Set exercise: Leave out the pictures and repeat everything else in the records exactly.

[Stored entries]
******
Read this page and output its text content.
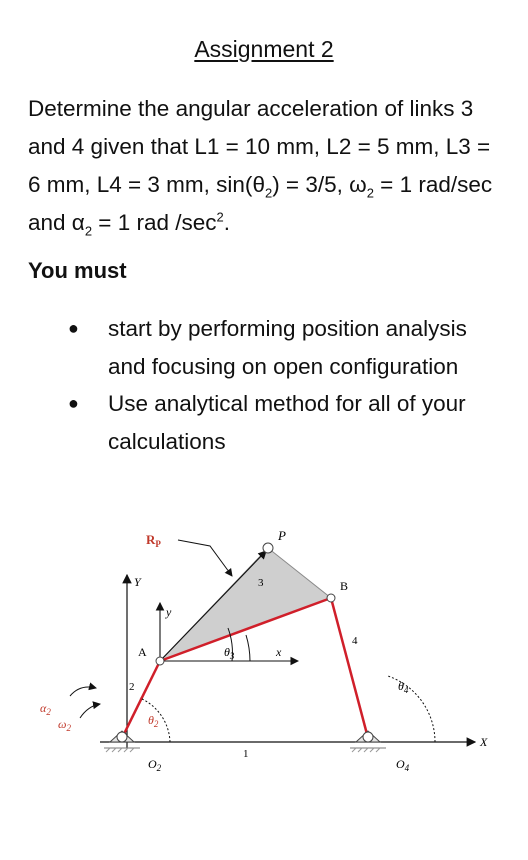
Assignment 2
Determine the angular acceleration of links 3 and 4 given that L1 = 10 mm, L2 = 5 mm, L3 = 6 mm, L4 = 3 mm, $\sin(\theta_2) = 3/5$, $\omega_2 = 1$ rad/sec and $\alpha_2 = 1$ rad $/\sec^2$.
You must
● start by performing position analysis and focusing on open configuration
● Use analytical method for all of your calculations
$R_P$
P
B
A
Y
y
x
X
1
2
3
4
$\theta_3$
$\theta_4$
$\theta_2$
$\alpha_2$
$\omega_2$
$O_2$	$O_4$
******
Response to the exercise:
Read this page and output its text content.
Assignment 2
Determine the angular acceleration of links 3 and 4 given that L1 = 10 mm, L2 = 5 mm, L3 = 6 mm, L4 = 3 mm, $\sin(\theta_2) = 3/5$, $\omega_2 = 1$ rad/sec and $\alpha_2 = 1$ rad $/\sec^2$.
You must
● start by performing position analysis and focusing on open configuration
● Use analytical method for all of your calculations
$R_P$
P
B
A
Y
y
x
X
1
2
3
4
$\theta_3$
$\theta_4$
$\theta_2$
$\alpha_2$
$\omega_2$
$O_2$	$O_4$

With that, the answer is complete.